> Prompt: Pull out every line with the word "внесение".

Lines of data
+ + + + + + +

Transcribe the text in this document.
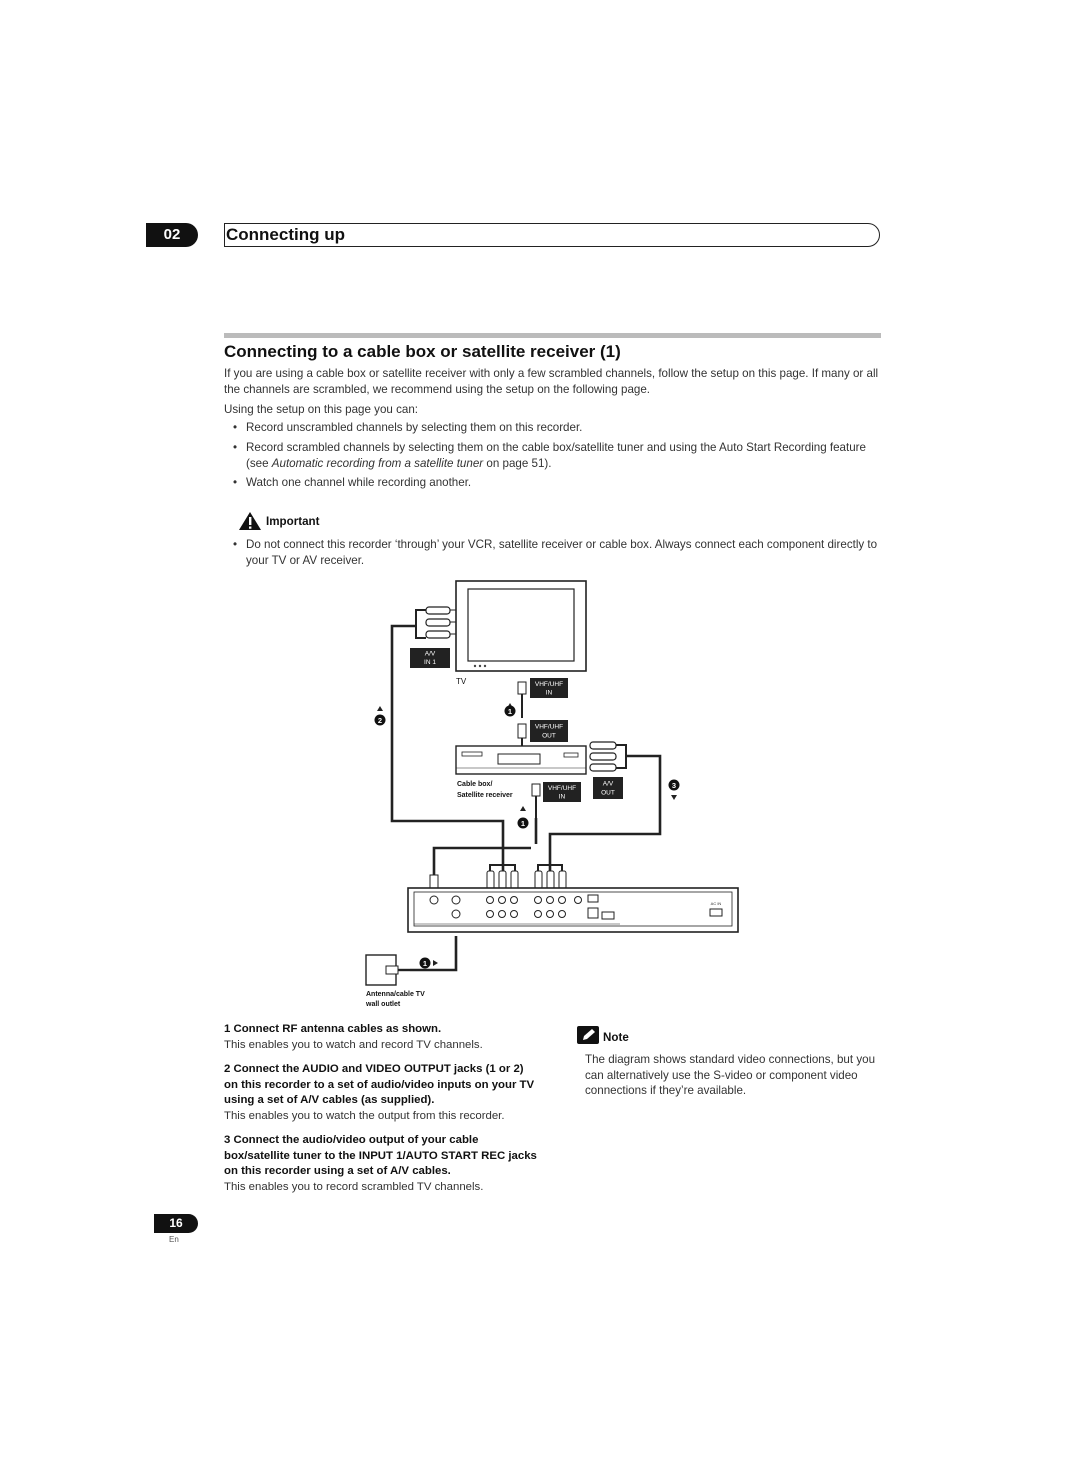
02	Connecting up
Connecting to a cable box or satellite receiver (1)

If you are using a cable box or satellite receiver with only a few scrambled channels, follow the setup on this page. If many or all the channels are scrambled, we recommend using the setup on the following page.

Using the setup on this page you can:

• Record unscrambled channels by selecting them on this recorder.
• Record scrambled channels by selecting them on the cable box/satellite tuner and using the Auto Start Recording feature (see Automatic recording from a satellite tuner on page 51).
• Watch one channel while recording another.
Important
• Do not connect this recorder ‘through’ your VCR, satellite receiver or cable box. Always connect each component directly to your TV or AV receiver.
TV
A/V
IN 1
VHF/UHF
IN
1
VHF/UHF
OUT
Cable box/
Satellite receiver
VHF/UHF
IN
1
A/V
OUT
2
3
AC IN
1
Antenna/cable TV
wall outlet

1 Connect RF antenna cables as shown.

This enables you to watch and record TV channels.

2 Connect the AUDIO and VIDEO OUTPUT jacks (1 or 2) on this recorder to a set of audio/video inputs on your TV using a set of A/V cables (as supplied).

This enables you to watch the output from this recorder.

3 Connect the audio/video output of your cable box/satellite tuner to the INPUT 1/AUTO START REC jacks on this recorder using a set of A/V cables.

This enables you to record scrambled TV channels.

Note

The diagram shows standard video connections, but you can alternatively use the S-video or component video connections if they’re available.

16
En
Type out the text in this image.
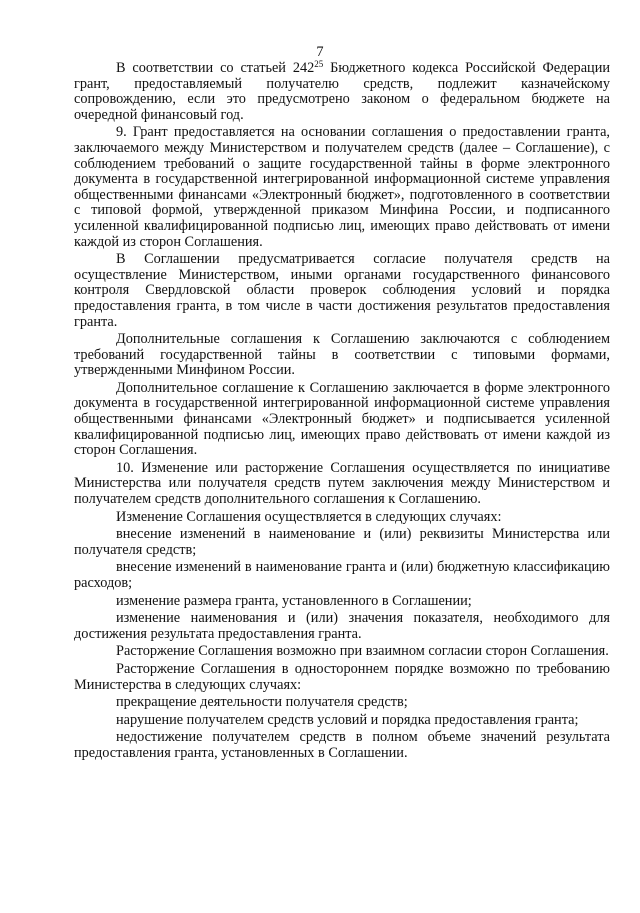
7

В соответствии со статьей $242^{25}$ Бюджетного кодекса Российской Федерации грант, предоставляемый получателю средств, подлежит казначейскому сопровождению, если это предусмотрено законом о федеральном бюджете на очередной финансовый год.

9. Грант предоставляется на основании соглашения о предоставлении гранта, заключаемого между Министерством и получателем средств (далее – Соглашение), с соблюдением требований о защите государственной тайны в форме электронного документа в государственной интегрированной информационной системе управления общественными финансами «Электронный бюджет», подготовленного в соответствии с типовой формой, утвержденной приказом Минфина России, и подписанного усиленной квалифицированной подписью лиц, имеющих право действовать от имени каждой из сторон Соглашения.

В Соглашении предусматривается согласие получателя средств на осуществление Министерством, иными органами государственного финансового контроля Свердловской области проверок соблюдения условий и порядка предоставления гранта, в том числе в части достижения результатов предоставления гранта.

Дополнительные соглашения к Соглашению заключаются с соблюдением требований государственной тайны в соответствии с типовыми формами, утвержденными Минфином России.

Дополнительное соглашение к Соглашению заключается в форме электронного документа в государственной интегрированной информационной системе управления общественными финансами «Электронный бюджет» и подписывается усиленной квалифицированной подписью лиц, имеющих право действовать от имени каждой из сторон Соглашения.

10. Изменение или расторжение Соглашения осуществляется по инициативе Министерства или получателя средств путем заключения между Министерством и получателем средств дополнительного соглашения к Соглашению.

Изменение Соглашения осуществляется в следующих случаях:

внесение изменений в наименование и (или) реквизиты Министерства или получателя средств;

внесение изменений в наименование гранта и (или) бюджетную классификацию расходов;

изменение размера гранта, установленного в Соглашении;

изменение наименования и (или) значения показателя, необходимого для достижения результата предоставления гранта.

Расторжение Соглашения возможно при взаимном согласии сторон Соглашения.

Расторжение Соглашения в одностороннем порядке возможно по требованию Министерства в следующих случаях:

прекращение деятельности получателя средств;

нарушение получателем средств условий и порядка предоставления гранта;

недостижение получателем средств в полном объеме значений результата предоставления гранта, установленных в Соглашении.
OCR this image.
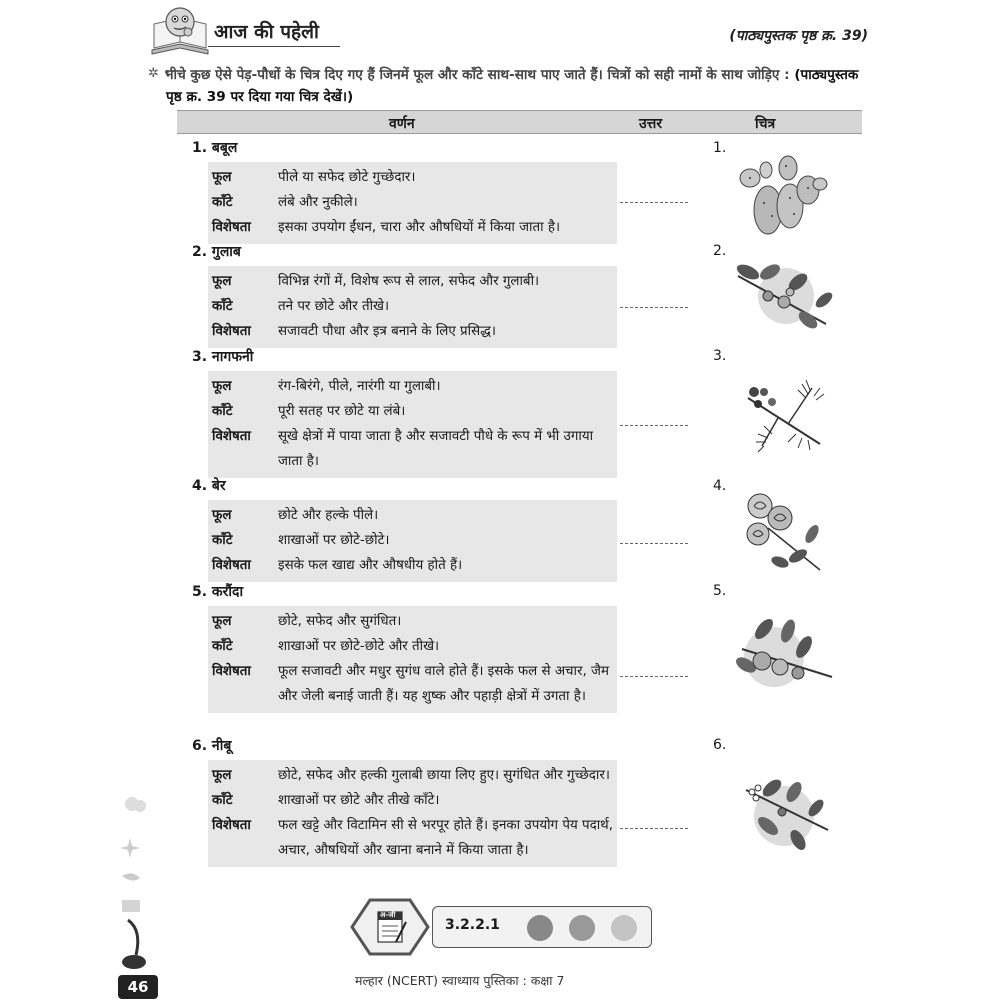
आज की पहेली	(पाठ्यपुस्तक पृष्ठ क्र. 39)
✲ •
नीचे कुछ ऐसे पेड़-पौधों के चित्र दिए गए हैं जिनमें फूल और काँटे साथ-साथ पाए जाते हैं। चित्रों को सही नामों के साथ जोड़िए : (पाठ्यपुस्तक पृष्ठ क्र. 39 पर दिया गया चित्र देखें।)
वर्णन	उत्तर	चित्र
1. बबूल
फूल	पीले या सफेद छोटे गुच्छेदार।
काँटे	लंबे और नुकीले।
विशेषता	इसका उपयोग ईंधन, चारा और औषधियों में किया जाता है।
2. गुलाब
फूल	विभिन्न रंगों में, विशेष रूप से लाल, सफेद और गुलाबी।
काँटे	तने पर छोटे और तीखे।
विशेषता	सजावटी पौधा और इत्र बनाने के लिए प्रसिद्ध।
3. नागफनी
फूल	रंग-बिरंगे, पीले, नारंगी या गुलाबी।
काँटे	पूरी सतह पर छोटे या लंबे।
विशेषता	सूखे क्षेत्रों में पाया जाता है और सजावटी पौधे के रूप में भी उगाया जाता है।
4. बेर
फूल	छोटे और हल्के पीले।
काँटे	शाखाओं पर छोटे-छोटे।
विशेषता	इसके फल खाद्य और औषधीय होते हैं।
5. करौंदा
फूल	छोटे, सफेद और सुगंधित।
काँटे	शाखाओं पर छोटे-छोटे और तीखे।
विशेषता	फूल सजावटी और मधुर सुगंध वाले होते हैं। इसके फल से अचार, जैम और जेली बनाई जाती हैं। यह शुष्क और पहाड़ी क्षेत्रों में उगता है।
6. नीबू
फूल	छोटे, सफेद और हल्की गुलाबी छाया लिए हुए। सुगंधित और गुच्छेदार।
काँटे	शाखाओं पर छोटे और तीखे काँटे।
विशेषता	फल खट्टे और विटामिन सी से भरपूर होते हैं। इनका उपयोग पेय पदार्थ, अचार, औषधियों और खाना बनाने में किया जाता है।
1.
2.
3.
4.
5.
6.
अ-जी
3.2.2.1
46	मल्हार (NCERT) स्वाध्याय पुस्तिका : कक्षा 7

+ + + + + + +

> Completed task:
внесение изменений в наименование и (или) реквизиты Министерства или получателя средств;
внесение изменений в наименование гранта и (или) бюджетную классификацию расходов;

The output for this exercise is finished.